FIGS. 2A and 2B show a flowchart describing a method for receiving production recovery files in accordance with one or more embodiments described herein. The various steps outlined below may be performed by a client recovery service of any client infrastructure (see e.g., FIGS. 1A, 1B, and 1C). Further, while the various steps in the flowchart are presented and described sequentially, one of ordinary skill will appreciate that some or all steps may be executed in different orders, may be combined or omitted, and some or all steps may be executed in parallel.

Turning to FIG. 2A, in Step 200, inventory data is collected. In one or many embodiment(s) described herein, the inventory data may reflect a current configuration and/or state of the client production environment (see e.g., FIG. 1B). Further, said current configuration and/or state may reflect detailed information representative, as well as descriptive, of any hardware, software, connectivity, virtualization, and/or networking resources available across the client production environment.

In Step 202, based on the inventory data (collected in Step 200), a production inventory file is generated.

In Step 204, a lookup is performed on a client service database (see e.g., FIG. 1C) in search for an existing production inventory file. In one or many embodiment(s) described herein, an existing production inventory file (if any) may refer to a previously generated production inventory file.

In Step 206, based on the lookup on the client service database (performed in Step 204), a determination is made as to whether an existing production inventory file is stored/maintained on the client service database. In one or many embodiment(s) described herein, if it is determined that an existing production inventory file has not been identified, then the method proceeds to Step 208. On the other hand, in one or many other embodiment(s) described herein, if it is alternatively determined that an existing production inventory file has been identified, then the method alternatively proceeds to Step 210.

In Step 208, following the determination (made in Step 206) that an existing production inventory file is not stored/maintained on the client service database based on the lookup applied thereto (performed in Step 204), the production inventory file (generated in Step 202) is stored in the client service database.

Hereinafter, the method proceeds to Step 218 (described below).

In Step 210, following the alternate determination (made in Step 206) that an existing production inventory file is stored/maintained on the client service database based on the lookup applied thereto (performed in Step 204), a file difference is performed between (or entailing) the existing production inventory file and the production inventory file (generated in Step 202). In one or many embodiment(s) described herein, the file difference may reference a software-defined, text-based comparison utility or technique through which one or more differences (if any) may be identified that differentiate(s) the production inventory file from the existing production inventory file (and/or vice versa).

Element-and-box listings:
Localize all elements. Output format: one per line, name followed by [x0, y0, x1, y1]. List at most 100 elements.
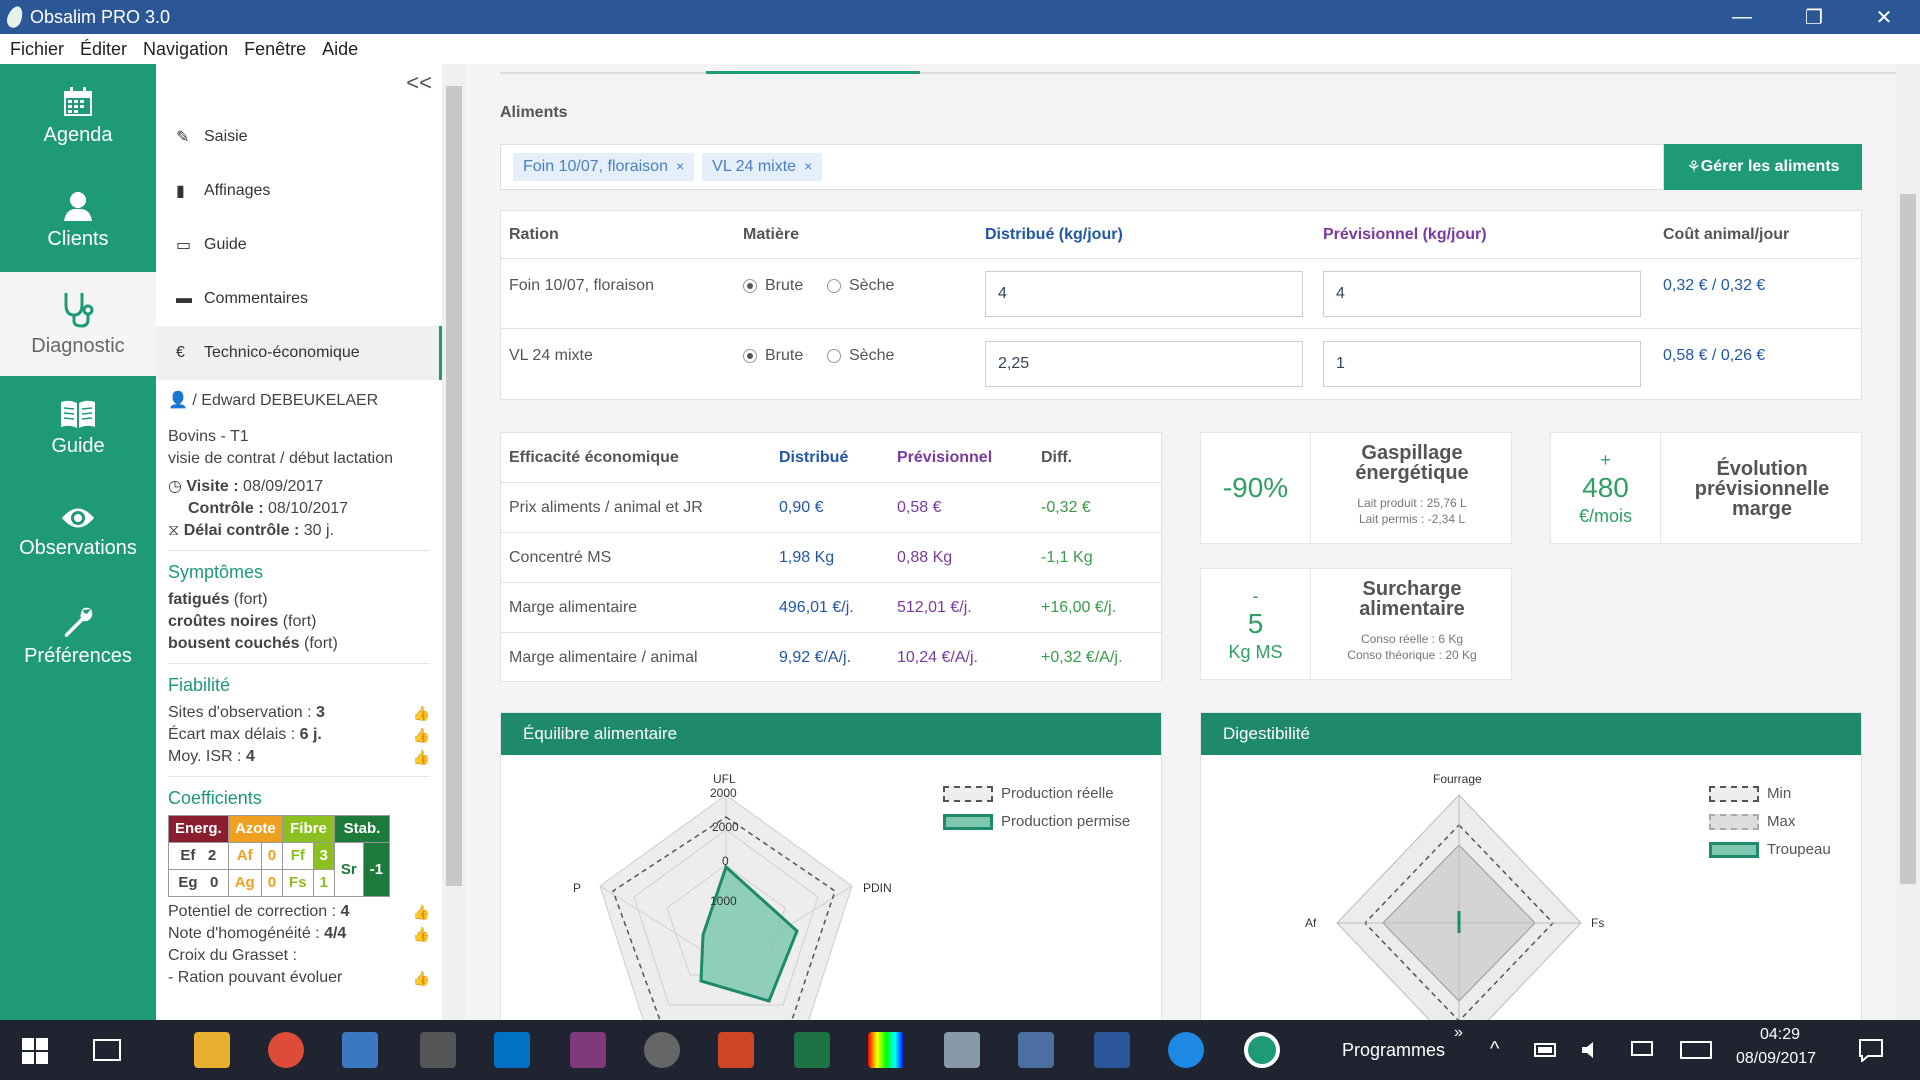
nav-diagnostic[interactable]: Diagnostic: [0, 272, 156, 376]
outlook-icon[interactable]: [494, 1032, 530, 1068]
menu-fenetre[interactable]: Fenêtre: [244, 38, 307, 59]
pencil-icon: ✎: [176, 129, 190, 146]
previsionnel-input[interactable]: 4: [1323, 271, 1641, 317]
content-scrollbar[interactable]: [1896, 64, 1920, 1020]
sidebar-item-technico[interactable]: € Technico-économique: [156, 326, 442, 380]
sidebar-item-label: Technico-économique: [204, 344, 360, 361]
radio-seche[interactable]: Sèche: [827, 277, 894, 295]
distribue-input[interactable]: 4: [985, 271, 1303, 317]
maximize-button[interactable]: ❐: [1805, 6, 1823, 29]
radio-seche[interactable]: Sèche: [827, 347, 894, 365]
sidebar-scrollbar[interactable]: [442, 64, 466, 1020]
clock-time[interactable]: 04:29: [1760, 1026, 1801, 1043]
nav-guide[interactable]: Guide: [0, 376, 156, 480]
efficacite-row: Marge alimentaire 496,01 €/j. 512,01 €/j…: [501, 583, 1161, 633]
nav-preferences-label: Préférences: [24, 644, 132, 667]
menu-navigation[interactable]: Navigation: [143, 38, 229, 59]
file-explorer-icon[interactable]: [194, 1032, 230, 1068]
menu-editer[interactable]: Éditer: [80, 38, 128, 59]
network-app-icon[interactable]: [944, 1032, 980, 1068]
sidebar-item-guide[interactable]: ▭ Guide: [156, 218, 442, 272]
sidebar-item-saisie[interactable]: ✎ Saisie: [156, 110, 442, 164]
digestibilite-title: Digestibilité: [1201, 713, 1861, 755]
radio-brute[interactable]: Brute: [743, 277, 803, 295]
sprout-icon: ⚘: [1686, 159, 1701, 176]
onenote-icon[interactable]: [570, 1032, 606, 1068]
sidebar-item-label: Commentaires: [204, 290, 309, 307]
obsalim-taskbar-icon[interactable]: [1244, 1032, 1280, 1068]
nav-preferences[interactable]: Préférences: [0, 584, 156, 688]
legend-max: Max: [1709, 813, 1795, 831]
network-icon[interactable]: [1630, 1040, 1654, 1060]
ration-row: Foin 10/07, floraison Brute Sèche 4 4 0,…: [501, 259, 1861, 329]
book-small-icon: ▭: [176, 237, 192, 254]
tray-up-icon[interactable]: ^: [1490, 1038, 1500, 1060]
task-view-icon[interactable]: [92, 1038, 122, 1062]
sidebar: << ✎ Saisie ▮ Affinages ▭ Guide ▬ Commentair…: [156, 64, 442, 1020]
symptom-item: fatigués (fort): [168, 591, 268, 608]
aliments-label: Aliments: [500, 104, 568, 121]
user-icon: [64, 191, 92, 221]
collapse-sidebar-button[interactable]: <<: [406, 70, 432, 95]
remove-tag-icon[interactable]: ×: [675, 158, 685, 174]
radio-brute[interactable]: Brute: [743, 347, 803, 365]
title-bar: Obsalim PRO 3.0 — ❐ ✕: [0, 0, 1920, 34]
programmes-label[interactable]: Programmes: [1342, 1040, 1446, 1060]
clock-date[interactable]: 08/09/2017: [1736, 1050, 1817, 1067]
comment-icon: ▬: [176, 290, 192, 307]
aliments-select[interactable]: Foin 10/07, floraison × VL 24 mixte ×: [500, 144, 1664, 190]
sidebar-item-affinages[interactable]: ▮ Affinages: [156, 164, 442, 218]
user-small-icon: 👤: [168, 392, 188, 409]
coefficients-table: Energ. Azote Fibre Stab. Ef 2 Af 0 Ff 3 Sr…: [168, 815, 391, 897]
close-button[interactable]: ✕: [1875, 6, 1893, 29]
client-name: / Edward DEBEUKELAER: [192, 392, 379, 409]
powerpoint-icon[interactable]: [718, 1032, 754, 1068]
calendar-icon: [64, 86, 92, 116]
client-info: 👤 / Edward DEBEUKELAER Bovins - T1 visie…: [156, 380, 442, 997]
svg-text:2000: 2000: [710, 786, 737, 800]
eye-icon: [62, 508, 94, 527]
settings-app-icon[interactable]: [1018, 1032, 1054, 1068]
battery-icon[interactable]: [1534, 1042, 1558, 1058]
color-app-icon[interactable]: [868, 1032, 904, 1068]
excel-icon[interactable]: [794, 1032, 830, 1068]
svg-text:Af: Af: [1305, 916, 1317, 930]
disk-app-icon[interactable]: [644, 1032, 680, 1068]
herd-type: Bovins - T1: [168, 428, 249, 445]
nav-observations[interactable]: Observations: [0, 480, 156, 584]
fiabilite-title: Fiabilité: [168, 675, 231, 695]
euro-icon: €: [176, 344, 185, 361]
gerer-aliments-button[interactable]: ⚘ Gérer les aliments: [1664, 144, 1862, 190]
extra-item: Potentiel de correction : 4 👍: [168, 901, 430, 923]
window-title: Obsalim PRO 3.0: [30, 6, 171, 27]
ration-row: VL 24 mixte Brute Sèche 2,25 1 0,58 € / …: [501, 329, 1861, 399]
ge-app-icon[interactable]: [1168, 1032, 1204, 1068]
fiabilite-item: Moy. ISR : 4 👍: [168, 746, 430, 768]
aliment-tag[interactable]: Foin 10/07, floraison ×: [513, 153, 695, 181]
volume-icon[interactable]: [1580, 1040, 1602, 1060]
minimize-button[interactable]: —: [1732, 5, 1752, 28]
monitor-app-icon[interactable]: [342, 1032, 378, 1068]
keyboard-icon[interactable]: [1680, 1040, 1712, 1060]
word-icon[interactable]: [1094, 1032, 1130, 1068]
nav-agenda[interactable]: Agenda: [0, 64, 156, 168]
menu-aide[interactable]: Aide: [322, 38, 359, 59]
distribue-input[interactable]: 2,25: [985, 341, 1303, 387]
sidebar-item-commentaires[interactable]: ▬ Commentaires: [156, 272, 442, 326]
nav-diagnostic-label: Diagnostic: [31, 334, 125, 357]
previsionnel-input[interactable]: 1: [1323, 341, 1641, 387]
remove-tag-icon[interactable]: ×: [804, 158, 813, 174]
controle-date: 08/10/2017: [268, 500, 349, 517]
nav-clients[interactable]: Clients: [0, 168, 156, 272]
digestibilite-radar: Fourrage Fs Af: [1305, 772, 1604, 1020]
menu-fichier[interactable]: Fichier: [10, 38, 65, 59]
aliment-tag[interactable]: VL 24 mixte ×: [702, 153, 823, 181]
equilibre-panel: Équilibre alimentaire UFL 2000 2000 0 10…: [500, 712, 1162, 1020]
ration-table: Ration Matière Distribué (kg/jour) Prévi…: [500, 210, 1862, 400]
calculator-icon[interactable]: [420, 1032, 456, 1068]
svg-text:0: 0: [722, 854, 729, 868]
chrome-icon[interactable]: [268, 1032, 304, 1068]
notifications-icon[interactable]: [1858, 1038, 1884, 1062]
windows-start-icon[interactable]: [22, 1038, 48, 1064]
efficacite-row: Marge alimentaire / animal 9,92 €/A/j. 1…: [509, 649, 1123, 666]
--
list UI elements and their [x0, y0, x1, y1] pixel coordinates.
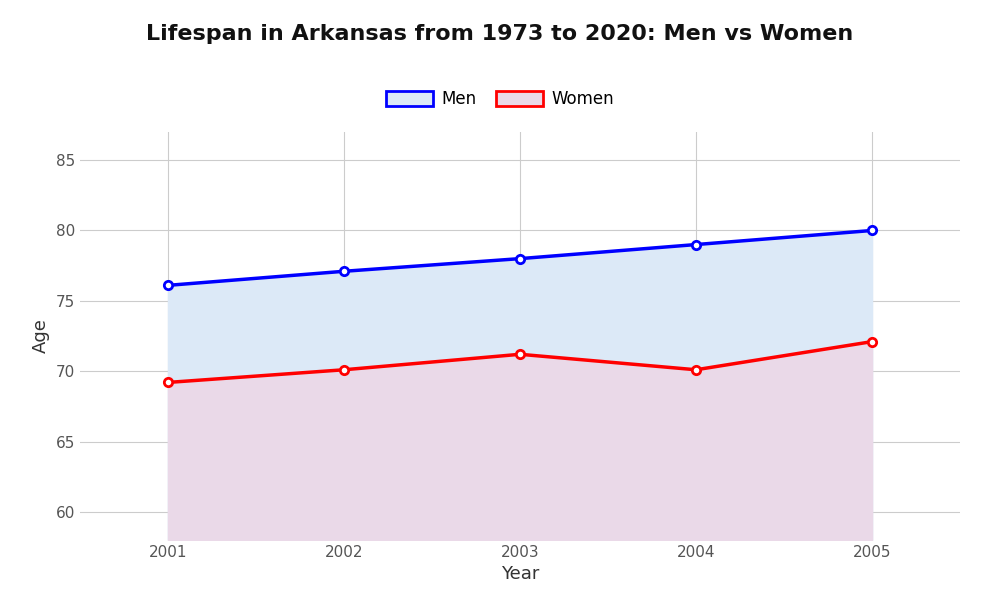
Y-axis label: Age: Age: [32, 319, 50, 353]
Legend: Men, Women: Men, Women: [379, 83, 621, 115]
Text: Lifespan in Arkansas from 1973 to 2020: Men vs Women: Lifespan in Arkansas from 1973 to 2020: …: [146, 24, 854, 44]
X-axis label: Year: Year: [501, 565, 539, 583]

_Task requirements_
(a) Based on the flowchart passage, does each statement agree with it? (i) When no existing production inventory file is found, the method goes on to Step 210. (ii) The production inventory file is generated from the inventory data. (iii) The steps must always be carried out in the order they are presented. Answer yes or no for each, and quote the words of the passage that settle it.
(b) Repeat part of the flowchart passage word for word, starting at "FIGS. 2A and" and ending at "executed in parallel.".
The entries aren't needed for anything here.

_Exercise results_
(a)
(i) No: "if it is determined that an existing production inventory file has not been identified, then the method proceeds to Step 208."
(ii) Yes: "based on the inventory data (collected in Step 200), a production inventory file is generated."
(iii) No: "some or all steps may be executed in different orders"

(b)
FIGS. 2A and 2B show a flowchart describing a method for receiving production recovery files in accordance with one or more embodiments described herein. The various steps outlined below may be performed by a client recovery service of any client infrastructure (see e.g., FIGS. 1A, 1B, and 1C). Further, while the various steps in the flowchart are presented and described sequentially, one of ordinary skill will appreciate that some or all steps may be executed in different orders, may be combined or omitted, and some or all steps may be executed in parallel.